◆ **Given information**
****************************************

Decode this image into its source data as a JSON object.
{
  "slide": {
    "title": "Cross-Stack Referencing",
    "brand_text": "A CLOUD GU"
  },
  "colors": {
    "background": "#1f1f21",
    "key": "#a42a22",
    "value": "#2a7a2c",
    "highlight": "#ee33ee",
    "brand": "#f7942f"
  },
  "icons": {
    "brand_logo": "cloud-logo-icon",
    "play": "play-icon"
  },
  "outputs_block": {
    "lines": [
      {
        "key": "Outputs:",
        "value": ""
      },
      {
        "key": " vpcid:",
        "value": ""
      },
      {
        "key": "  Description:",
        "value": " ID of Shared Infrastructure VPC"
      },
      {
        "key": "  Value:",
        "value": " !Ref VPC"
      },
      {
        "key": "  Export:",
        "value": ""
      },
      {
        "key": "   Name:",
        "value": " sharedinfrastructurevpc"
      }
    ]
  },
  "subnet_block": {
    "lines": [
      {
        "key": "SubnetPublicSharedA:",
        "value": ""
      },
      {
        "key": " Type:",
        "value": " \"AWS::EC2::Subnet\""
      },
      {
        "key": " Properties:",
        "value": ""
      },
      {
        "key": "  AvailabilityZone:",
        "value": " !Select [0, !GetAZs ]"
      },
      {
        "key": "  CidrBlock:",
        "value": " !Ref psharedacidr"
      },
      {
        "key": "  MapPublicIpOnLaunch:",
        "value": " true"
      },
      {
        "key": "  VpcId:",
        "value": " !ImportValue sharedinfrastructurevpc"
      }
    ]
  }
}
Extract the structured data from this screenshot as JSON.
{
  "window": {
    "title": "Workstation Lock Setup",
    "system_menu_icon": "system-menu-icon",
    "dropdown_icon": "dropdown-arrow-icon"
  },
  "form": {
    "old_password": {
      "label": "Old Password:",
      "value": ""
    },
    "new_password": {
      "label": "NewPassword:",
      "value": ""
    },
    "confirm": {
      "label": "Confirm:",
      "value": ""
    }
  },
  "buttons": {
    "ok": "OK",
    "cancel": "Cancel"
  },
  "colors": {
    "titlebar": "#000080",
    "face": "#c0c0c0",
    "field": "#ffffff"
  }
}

****************************************

◆ **Problem**
List each line in the listing that contains the string "data".

◆ **Response to the task**
Decode this image into its source data as a JSON object.
Extract the structured data from this screenshot as JSON.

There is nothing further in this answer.